Il y a des mots qui frappent
l’imagination, qui sont suffisants pour entrainer la crainte à leur simple
évocation. Il en est ainsi de Peste, Sida et, aujourd’hui d’Ebola.
Dans tous ces cas ce qui nous
inquiète c’est le taux de mortalité effrayant qui est associé à la maladie
concernée. Il y a aussi le poids des images; anciennes comme celles de la peste
qui a ravagé à plusieurs reprises l’Europe et l’Asie; plus récentes, comme
celles du sida qui a tué tant de jeunes hommes en Amérique et qui tue encore
tant de jeunes femmes, d’hommes et d’enfants en Afrique; actuelles, comme
celles de ces villages ravagés et de ces corps ensanglantés au Libéria et chez
ses voisins. Or, Ebola est une fièvre hémorragique dont les manifestations
peuvent être spectaculaires : la vision, tantôt des victimes et tantôt des
soignants, avec masque, lunette, gants, tenue isolante complète, renforce la
peur. En un sens, c’est une bonne chose puisque cela peut motiver les
populations à la prudence. En un autre sens, c’est une mauvaise chose puisque
cela peut favoriser la panique. Le meilleur moyen de réagir, pour les
autorités, est donc de donner l’information la plus précise possible pour que
les citoyens connaissent la menace, sachent comment la réduire et se mobilisent
pour ce faire.

══════════════════════════════

• _CONSIGNE 1_: Lisez les phrases (a), (b) et (c), puis dites pour chacune si elle s’accorde avec le texte sur Ebola, par oui ou par non, en citant les mots du texte qui le montrent. (a) Voir les soignants en tenue de protection rend la peur plus forte. (b) Le sida a surtout tué des jeunes femmes en Amérique. (c) Les autorités devraient garder certaines informations pour elles afin d’éviter la panique.
• _CONSIGNE 2_: Prolongez le texte sur Ebola de quelques phrases, en reprenant juste après sa dernière phrase.

• _DONNÉES_:
══════════════════════════════

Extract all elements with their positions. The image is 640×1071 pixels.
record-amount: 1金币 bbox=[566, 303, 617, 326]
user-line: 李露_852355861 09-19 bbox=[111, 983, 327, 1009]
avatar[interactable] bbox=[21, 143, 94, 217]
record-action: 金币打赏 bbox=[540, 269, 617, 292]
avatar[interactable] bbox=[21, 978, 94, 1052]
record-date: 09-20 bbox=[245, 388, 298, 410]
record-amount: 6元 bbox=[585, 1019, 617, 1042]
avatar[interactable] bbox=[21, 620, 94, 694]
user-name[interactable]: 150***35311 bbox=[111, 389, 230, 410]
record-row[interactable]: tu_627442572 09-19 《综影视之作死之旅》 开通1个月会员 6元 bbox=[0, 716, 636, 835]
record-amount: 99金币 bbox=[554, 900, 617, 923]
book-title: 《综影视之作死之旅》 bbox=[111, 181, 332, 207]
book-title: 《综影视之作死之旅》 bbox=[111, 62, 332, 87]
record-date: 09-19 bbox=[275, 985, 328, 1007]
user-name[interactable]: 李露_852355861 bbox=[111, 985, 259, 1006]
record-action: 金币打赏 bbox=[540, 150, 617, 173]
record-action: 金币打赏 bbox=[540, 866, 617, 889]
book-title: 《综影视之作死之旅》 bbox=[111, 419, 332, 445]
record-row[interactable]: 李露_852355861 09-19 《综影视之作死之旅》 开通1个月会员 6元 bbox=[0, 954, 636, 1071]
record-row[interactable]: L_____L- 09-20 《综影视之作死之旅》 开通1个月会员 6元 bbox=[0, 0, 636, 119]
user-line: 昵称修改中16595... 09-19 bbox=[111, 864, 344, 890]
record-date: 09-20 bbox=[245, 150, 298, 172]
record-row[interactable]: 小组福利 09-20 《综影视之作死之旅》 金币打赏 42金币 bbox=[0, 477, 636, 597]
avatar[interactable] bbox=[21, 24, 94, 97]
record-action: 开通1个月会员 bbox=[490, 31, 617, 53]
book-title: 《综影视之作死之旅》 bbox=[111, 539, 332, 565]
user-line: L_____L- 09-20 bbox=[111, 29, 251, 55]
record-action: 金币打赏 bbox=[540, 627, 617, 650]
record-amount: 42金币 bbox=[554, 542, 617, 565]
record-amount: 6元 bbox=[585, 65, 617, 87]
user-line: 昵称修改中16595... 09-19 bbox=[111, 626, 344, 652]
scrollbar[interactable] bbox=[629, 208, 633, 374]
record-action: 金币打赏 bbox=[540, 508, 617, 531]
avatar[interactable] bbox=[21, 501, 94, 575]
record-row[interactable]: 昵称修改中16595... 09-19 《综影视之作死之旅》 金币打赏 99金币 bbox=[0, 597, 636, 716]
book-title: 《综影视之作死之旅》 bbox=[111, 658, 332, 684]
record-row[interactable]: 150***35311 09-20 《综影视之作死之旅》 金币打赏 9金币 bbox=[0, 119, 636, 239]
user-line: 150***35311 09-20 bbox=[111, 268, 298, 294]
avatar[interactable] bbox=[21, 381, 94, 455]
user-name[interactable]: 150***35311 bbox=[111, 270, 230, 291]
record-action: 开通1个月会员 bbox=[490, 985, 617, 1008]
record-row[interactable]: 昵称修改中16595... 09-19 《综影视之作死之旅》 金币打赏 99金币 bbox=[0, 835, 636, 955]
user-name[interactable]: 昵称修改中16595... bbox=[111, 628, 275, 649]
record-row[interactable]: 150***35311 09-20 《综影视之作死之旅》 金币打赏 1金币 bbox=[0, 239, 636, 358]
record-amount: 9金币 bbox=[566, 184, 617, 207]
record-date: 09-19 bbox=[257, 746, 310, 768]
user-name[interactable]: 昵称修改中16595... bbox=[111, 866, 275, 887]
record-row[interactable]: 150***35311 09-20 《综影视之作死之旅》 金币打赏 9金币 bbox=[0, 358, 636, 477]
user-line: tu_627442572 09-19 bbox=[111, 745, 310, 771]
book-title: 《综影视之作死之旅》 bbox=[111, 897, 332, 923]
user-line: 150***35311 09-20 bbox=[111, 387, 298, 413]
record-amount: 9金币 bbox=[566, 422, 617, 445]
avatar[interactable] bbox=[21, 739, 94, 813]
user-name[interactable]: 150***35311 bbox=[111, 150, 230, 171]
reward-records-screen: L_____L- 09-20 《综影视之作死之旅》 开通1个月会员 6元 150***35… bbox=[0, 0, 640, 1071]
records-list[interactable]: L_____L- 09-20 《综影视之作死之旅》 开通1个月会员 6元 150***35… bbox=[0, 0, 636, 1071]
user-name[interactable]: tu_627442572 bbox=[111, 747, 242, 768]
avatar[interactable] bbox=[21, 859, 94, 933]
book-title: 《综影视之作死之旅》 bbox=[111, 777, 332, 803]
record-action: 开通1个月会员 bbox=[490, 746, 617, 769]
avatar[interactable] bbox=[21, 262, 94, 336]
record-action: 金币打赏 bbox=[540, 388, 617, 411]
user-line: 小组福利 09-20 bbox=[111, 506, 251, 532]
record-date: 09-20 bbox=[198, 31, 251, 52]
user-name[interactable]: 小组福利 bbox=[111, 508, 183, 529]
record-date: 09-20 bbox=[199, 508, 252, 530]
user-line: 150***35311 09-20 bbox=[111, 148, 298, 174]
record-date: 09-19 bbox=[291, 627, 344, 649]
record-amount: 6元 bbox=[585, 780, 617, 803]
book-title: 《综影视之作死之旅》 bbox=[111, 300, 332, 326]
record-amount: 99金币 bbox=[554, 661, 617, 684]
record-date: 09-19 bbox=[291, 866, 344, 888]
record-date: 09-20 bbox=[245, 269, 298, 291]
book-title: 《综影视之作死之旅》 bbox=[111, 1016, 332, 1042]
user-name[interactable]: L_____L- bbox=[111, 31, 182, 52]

══════════════════════════════

• _VOTRE RÉPONSE 1_:
(a) Oui : « la vision, tantôt des victimes et tantôt des soignants, avec masque, lunette, gants, tenue isolante complète, renforce la peur ».
(b) Non : « qui a tué tant de jeunes hommes en Amérique ».
(c) Non : « donner l’information la plus précise possible ».

• _VOTRE RÉPONSE 2_:
Car si Ebola est des plus
mortelles, elle est aussi peu contagieuse. Il faut un contact direct avec les
sécrétions corporelles (salive, sang, sueur, etc) d’un malade pour être infecté.
Il y a donc moyen de se protéger, d’autant plus que les symptômes doivent être
présents pour que la maladie soit transmissible (pas de porteur sain ou de
porteur latent comme dans d’autres maladies).
Quand j’ai quitté le Canada pour
venir travailler ici, plusieurs amis et connaissances m’ont parlé de l’épidémie
d’Ebola en Afrique de l’Ouest. Mais, si vous regardez sur une carte du monde,
vous verrez que le Congo-Brazzaville est bien loin du Libéria. Certes il est
plus près du Nigéria, où il y a eu des cas à Lagos. Mais, dans les faits, il
n’est pas vraiment plus près
du Libéria que ne l’est Montréal; avec les transports actuels, tout
est près de tout. La différence, bien sûr, est qu’au Canada un cas serait tout
de suite isolé et traité, ce qui n’est pas forcément la situation de nombreux
pays africains, dont le Congo. Cela rend mon travail ici encore plus nécessaire
puisqu’il consiste à renforcer la formation paramédicale.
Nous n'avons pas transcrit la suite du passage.